КРАТКОЕ ЗАДАНИЕ -
Как Юнг назвал процесс становления человеческого «я», согласно фрагменту о мифе и эпосе?

ФРАГМЕНТ ИСТОЧНИКА -
•••••
Я.В.
Погребная
Россия,
Северо-Кавказский федеральный университет
МИФ И ЭПОС:
ПРОБЛЕМЫ ПРЕЕМСТВЕННОСТИ И ВЗАИМОДЕЙСТВИЯ
Миф предшествует эпосу, последовательно трансформируясь в сюжетное
эпическое повествование, а, возможно, некоторое время существуя с ним
параллельно и продолжая обогащать зарождающийся эпос новыми смыслами. В процессе трансфомации
мифа в эпос, с одной стороны, происходит отчуждение от мифа и ритуала, сакральное трансформируется в социальное,
космогоническое в авантюрное, циклическое время мифа в осевое, линейное время
эпоса, но при этом, как правило, сохраняется тенденция к предперсональности
мифологического героя как героя-архетипа.
Архетип - мнемический образ,
концентрирующий особенности возрастной или характерной конфигурации
многозначного человеческого «я». Архетип - образ-потенция, априорная идея,
заложенная в коллективную память человечества. Понятие архетип было разработано
в русле психоаналитической практики К.-Г.Юнгом применительно к дифференциации
состояний и комплексов человека. Широко применяемые разновидности ар типов
(тень, дитя, анима-анимус, персона-самость, великая мать, мудрый старик), как
бы интерпретацию они не вызывали (в аспекте «биографии» героя Е.М. Мелетинский
[12] или предперсональности, множественности «я» мифологического
героя С. Сендеровича [16,с.156]) выражают различные грани, ипостаси
человеческого «я», его различные возрастные доминанты. Таким образом, термин
архетип адекватно описывает различные стояния человека или различных героев
мифа, воспроизводимых в поздней художественной традиции.
В центре внимания
аналитической психологии К.-Г.Юнга стоит процесс становления человеческого «я».
Этот процесс Юнгом назван «индивидуацией». «Индивидуация», согласно Юнгу, есть
«процесс выделения и дифференцирования из общего, процесс выявления особенного,
но не искусственно создаваемой особенности, а особенности, заложен уже apriori наклонностях существа» [21,с.170]. По утверждению Юнга, «в
одном индивиде может быть как бы несколько личностей» [21,с.161]. В ходе «индивидуации» из множества ипостасей «я»
•••••
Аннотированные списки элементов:
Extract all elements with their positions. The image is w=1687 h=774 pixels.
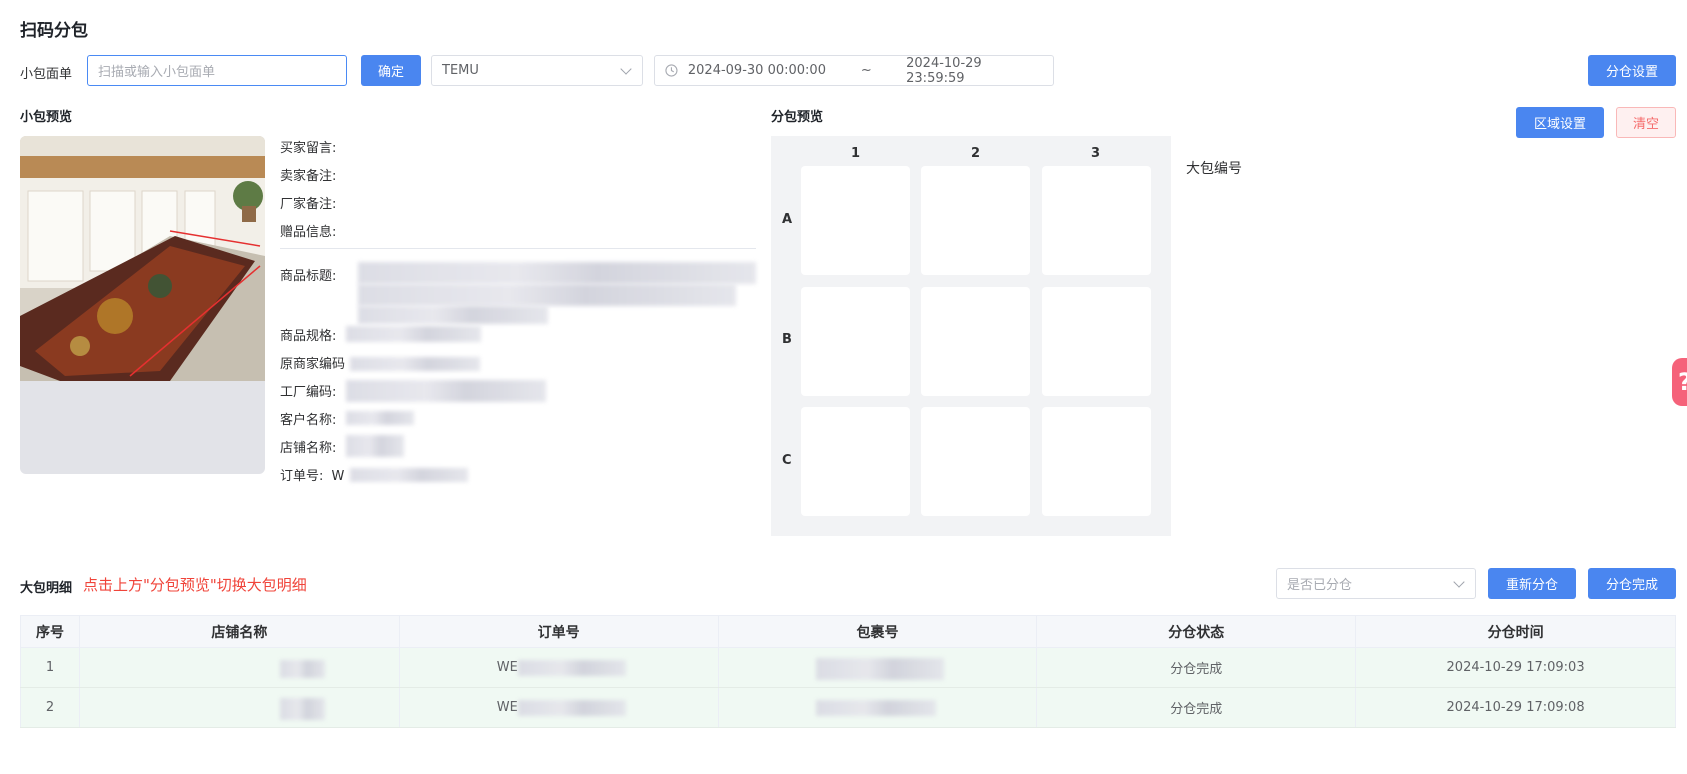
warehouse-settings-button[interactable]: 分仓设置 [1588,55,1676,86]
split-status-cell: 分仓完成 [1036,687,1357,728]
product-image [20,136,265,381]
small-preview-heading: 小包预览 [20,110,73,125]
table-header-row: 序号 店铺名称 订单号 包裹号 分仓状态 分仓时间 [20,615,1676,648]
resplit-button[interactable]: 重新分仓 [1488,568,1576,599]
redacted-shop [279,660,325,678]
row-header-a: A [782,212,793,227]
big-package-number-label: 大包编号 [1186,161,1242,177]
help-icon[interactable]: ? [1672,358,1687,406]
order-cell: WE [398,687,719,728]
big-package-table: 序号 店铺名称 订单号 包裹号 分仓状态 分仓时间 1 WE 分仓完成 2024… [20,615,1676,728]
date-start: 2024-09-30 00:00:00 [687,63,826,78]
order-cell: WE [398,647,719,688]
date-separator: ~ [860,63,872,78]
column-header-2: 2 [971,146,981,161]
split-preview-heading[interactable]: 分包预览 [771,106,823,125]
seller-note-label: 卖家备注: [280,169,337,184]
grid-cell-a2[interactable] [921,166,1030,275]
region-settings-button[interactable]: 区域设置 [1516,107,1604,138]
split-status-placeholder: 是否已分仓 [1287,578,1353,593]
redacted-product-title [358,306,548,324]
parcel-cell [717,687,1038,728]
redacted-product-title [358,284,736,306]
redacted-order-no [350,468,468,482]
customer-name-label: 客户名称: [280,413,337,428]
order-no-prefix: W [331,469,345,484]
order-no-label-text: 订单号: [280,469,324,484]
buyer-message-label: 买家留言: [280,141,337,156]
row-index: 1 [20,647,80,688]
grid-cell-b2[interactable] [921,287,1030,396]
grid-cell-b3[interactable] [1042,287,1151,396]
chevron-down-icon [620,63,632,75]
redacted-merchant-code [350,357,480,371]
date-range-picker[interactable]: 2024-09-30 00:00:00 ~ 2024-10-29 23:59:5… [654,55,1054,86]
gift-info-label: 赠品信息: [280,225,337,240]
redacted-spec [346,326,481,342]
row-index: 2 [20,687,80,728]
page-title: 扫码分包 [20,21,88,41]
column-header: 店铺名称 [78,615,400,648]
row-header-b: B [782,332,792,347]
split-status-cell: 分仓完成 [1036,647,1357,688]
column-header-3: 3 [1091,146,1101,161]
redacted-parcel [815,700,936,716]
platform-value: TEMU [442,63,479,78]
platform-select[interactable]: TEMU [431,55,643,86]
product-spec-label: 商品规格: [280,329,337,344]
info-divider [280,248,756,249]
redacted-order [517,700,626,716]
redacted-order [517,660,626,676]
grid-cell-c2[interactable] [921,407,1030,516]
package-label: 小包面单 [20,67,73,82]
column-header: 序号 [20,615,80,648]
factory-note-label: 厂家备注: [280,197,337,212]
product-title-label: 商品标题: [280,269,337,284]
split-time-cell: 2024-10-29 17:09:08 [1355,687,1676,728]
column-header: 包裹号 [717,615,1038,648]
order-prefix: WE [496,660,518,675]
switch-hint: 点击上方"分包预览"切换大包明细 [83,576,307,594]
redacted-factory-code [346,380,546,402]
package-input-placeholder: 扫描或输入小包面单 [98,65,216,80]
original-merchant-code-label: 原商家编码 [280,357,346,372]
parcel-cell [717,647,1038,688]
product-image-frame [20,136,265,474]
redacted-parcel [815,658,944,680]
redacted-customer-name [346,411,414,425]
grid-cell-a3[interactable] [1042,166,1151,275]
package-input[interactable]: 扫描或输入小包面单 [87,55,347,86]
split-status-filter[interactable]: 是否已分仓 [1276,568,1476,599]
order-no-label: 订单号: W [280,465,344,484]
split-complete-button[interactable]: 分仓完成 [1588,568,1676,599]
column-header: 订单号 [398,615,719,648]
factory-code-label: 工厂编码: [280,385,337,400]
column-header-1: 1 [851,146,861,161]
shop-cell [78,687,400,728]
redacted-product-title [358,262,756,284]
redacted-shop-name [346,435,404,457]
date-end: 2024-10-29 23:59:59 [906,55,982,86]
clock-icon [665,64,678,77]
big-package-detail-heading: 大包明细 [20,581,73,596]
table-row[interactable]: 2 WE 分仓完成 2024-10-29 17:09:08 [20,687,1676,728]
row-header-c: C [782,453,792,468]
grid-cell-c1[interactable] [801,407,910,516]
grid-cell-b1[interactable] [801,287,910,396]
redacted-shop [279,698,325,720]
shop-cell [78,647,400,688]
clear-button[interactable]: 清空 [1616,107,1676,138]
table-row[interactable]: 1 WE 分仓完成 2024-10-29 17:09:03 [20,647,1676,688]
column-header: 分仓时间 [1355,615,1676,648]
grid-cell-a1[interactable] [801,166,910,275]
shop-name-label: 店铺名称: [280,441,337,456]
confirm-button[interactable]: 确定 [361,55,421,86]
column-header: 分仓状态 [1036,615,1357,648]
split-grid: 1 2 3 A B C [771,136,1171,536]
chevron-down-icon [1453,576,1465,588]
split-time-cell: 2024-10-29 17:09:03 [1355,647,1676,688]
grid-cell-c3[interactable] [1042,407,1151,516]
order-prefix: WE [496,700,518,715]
•••••
РЕЗУЛЬТАТ ЗАДАНИЯ -
Юнг назвал этот процесс «индивидуацией».